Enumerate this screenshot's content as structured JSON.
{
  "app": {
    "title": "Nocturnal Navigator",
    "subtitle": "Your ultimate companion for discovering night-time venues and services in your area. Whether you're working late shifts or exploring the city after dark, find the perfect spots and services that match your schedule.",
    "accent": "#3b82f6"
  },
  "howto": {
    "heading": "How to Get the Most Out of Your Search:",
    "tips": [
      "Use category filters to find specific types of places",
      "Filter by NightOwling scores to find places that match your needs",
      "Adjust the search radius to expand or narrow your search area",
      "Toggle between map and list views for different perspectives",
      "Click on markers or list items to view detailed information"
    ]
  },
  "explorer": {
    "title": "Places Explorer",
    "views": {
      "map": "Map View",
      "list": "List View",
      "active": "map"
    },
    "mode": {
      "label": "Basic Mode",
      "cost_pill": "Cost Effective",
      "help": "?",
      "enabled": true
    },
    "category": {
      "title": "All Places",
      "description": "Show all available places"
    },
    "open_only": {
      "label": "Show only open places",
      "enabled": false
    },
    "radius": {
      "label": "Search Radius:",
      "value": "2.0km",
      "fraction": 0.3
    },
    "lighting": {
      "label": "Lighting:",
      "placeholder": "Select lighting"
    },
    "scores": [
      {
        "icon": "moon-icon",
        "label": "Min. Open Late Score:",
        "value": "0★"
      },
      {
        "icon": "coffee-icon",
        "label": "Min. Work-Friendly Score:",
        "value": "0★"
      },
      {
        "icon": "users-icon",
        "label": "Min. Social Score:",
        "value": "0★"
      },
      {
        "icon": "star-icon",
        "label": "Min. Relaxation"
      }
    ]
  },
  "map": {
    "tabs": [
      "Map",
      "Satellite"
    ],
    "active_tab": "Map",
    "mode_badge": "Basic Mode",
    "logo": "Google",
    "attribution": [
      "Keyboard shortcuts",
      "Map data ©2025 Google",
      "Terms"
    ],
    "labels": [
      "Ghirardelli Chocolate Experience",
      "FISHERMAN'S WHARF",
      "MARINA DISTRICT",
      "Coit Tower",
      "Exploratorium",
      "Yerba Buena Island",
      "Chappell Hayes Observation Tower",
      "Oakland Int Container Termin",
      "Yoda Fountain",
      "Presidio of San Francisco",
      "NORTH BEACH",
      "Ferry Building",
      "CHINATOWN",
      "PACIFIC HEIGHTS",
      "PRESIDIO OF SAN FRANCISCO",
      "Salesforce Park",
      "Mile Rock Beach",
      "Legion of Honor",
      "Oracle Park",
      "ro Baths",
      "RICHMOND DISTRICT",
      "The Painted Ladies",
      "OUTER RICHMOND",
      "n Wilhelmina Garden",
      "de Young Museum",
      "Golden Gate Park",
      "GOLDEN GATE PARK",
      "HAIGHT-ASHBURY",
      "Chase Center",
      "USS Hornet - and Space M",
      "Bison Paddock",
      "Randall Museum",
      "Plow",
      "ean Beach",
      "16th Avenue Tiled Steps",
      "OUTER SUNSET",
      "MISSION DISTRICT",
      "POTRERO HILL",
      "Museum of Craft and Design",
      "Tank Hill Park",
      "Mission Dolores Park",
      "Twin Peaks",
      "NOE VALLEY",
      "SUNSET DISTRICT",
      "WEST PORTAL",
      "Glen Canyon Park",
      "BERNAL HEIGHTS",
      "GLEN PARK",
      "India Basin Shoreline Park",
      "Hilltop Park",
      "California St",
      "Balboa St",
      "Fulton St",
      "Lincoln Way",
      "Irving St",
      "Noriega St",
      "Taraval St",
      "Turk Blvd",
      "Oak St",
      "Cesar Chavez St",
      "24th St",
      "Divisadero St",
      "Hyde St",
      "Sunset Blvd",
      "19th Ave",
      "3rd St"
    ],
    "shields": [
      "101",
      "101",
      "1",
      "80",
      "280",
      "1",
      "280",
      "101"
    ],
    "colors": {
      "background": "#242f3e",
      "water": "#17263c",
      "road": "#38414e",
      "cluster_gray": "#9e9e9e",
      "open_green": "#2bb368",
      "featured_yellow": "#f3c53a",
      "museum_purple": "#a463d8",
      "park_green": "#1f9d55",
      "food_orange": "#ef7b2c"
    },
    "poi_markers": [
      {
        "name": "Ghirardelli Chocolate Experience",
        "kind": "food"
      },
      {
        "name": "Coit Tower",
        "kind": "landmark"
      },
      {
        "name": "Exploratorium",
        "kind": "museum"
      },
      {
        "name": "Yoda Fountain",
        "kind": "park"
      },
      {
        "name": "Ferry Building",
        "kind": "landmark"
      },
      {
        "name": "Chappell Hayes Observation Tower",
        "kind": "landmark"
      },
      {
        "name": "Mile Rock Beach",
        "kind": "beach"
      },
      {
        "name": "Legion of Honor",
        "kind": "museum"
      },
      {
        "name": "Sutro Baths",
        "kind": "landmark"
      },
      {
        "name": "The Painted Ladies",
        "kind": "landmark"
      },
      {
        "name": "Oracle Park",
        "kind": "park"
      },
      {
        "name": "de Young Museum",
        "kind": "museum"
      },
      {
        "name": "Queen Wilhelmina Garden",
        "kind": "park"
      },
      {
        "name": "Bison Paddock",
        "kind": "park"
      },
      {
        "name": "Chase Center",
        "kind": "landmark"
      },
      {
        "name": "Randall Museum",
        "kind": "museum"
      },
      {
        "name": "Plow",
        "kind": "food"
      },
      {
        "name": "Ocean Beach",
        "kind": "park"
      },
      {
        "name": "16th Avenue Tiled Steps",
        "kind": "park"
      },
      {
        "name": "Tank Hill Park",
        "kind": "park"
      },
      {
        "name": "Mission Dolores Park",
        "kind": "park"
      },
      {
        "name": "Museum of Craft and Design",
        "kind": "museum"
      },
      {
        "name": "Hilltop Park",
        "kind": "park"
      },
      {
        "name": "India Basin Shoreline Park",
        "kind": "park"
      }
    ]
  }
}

- - -

Locate the word "match" in the entries, and copy every line where it is found.

    "subtitle": "Your ultimate companion for discovering night-time venues and services in your area. Whether you're working late shifts or exploring the city after dark, find the perfect spots and services that match your schedule.",
      "Filter by NightOwling scores to find places that match your needs",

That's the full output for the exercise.